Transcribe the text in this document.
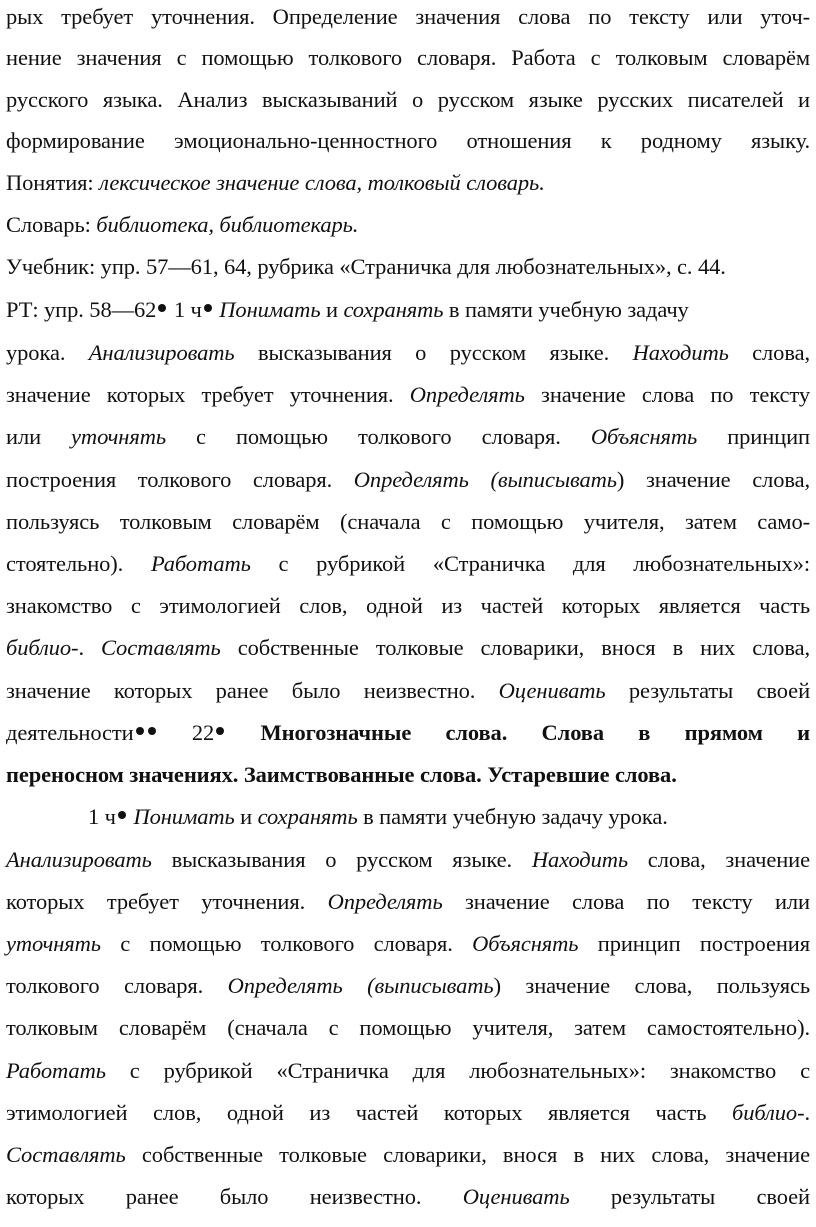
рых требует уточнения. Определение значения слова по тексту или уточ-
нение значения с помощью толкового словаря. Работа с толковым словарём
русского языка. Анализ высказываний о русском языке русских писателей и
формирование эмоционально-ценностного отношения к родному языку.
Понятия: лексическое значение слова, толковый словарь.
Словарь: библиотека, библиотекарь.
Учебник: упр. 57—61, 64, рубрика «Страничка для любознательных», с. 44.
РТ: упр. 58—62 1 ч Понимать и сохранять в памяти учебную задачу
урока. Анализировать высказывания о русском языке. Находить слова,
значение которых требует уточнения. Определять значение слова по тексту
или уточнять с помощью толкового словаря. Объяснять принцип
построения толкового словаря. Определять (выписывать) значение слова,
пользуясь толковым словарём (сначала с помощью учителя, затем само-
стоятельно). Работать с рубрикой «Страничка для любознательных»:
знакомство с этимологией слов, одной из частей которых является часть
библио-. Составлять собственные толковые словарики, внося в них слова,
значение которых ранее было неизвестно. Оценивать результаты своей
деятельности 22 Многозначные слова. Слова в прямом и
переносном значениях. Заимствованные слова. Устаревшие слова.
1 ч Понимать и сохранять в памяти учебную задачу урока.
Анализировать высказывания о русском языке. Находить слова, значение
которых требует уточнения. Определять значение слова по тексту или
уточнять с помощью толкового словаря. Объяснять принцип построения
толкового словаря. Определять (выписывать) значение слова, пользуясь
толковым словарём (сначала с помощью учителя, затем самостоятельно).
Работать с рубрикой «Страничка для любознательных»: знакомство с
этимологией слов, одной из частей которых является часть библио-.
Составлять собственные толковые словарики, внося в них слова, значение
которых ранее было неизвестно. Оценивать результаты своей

========================

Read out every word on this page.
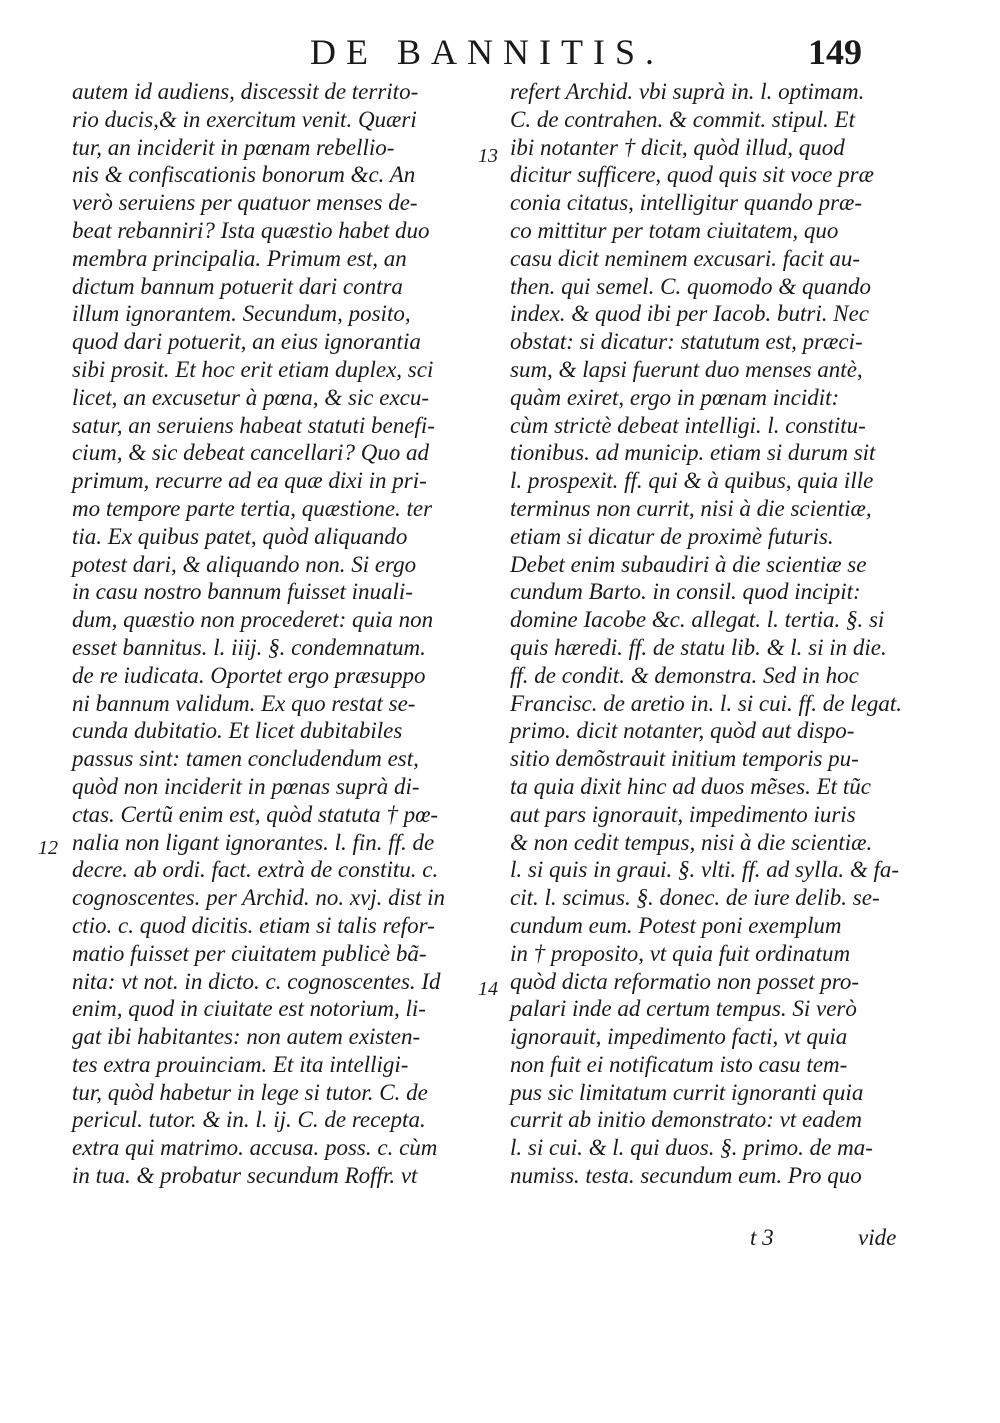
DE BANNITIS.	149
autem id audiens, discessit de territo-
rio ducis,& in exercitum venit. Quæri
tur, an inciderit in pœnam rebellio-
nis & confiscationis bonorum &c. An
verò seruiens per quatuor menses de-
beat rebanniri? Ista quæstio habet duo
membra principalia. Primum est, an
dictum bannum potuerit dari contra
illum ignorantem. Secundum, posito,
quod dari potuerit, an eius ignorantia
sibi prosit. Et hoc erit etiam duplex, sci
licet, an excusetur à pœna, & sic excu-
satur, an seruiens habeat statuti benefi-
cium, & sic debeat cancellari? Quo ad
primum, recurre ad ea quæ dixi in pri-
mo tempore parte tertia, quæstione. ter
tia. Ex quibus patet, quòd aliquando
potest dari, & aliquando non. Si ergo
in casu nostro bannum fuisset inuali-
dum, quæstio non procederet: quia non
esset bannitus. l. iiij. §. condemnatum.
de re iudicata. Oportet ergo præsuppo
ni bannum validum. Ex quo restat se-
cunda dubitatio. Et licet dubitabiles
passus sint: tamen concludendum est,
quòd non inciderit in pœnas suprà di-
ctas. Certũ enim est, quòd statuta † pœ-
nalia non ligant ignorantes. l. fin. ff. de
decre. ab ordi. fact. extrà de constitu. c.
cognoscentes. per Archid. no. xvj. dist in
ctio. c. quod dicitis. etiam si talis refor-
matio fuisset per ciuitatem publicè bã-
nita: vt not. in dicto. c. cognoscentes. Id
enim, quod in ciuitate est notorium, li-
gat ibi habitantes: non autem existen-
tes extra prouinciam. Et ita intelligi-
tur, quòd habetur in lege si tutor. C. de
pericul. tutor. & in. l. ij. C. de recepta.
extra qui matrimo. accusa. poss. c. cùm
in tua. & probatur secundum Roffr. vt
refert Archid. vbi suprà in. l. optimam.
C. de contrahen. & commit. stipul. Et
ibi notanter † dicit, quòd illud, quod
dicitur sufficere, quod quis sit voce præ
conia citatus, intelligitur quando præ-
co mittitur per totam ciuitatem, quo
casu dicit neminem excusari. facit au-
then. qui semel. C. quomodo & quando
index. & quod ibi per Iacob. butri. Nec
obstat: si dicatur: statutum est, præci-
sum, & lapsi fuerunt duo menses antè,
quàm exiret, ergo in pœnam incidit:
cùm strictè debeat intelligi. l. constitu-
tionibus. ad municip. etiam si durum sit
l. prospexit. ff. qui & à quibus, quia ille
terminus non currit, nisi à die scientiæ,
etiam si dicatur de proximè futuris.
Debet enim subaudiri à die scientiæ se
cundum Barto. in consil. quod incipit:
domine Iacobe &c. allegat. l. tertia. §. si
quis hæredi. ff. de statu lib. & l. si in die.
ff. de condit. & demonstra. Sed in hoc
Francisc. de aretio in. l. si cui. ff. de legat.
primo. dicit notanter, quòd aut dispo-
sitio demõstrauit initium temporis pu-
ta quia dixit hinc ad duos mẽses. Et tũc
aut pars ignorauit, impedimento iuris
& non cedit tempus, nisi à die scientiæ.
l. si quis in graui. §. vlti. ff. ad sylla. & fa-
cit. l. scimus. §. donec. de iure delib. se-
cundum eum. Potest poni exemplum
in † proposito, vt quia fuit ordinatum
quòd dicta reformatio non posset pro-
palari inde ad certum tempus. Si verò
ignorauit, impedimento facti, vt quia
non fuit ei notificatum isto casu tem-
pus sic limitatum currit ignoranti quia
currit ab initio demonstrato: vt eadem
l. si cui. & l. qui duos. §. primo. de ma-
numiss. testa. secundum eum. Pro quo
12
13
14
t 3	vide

========================

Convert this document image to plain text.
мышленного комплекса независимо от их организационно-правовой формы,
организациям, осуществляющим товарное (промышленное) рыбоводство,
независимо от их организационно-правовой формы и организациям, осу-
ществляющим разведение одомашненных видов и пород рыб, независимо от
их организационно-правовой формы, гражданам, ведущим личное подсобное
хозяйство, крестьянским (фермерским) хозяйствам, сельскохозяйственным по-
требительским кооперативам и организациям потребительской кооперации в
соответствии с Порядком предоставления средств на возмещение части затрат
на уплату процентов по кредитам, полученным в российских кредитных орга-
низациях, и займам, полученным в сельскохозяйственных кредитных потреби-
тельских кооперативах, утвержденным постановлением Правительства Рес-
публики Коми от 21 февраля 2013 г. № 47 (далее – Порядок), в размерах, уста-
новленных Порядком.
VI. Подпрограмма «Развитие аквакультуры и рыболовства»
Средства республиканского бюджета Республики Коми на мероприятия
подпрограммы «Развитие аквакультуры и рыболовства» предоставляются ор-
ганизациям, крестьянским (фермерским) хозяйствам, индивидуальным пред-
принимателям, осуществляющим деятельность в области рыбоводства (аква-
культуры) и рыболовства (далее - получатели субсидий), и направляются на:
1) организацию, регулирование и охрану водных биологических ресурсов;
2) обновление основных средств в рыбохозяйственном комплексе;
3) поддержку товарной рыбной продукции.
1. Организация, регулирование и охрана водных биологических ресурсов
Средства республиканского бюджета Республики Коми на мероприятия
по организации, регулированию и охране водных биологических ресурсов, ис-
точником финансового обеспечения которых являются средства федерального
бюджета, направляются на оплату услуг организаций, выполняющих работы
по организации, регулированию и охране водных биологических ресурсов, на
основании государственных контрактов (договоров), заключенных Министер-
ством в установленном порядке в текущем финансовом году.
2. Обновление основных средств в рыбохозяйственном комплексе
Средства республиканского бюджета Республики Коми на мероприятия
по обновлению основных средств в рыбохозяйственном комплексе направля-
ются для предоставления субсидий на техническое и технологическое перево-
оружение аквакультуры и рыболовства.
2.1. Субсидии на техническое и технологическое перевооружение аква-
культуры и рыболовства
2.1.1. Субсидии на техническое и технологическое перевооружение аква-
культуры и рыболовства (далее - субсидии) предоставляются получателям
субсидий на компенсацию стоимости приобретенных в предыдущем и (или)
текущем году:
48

========================

TASK DIRECTIONS:
Locate and copy each line in the data above that includes the word "Составлять".

OUTPUT:
библио-. Составлять собственные толковые словарики, внося в них слова,
Составлять собственные толковые словарики, внося в них слова, значение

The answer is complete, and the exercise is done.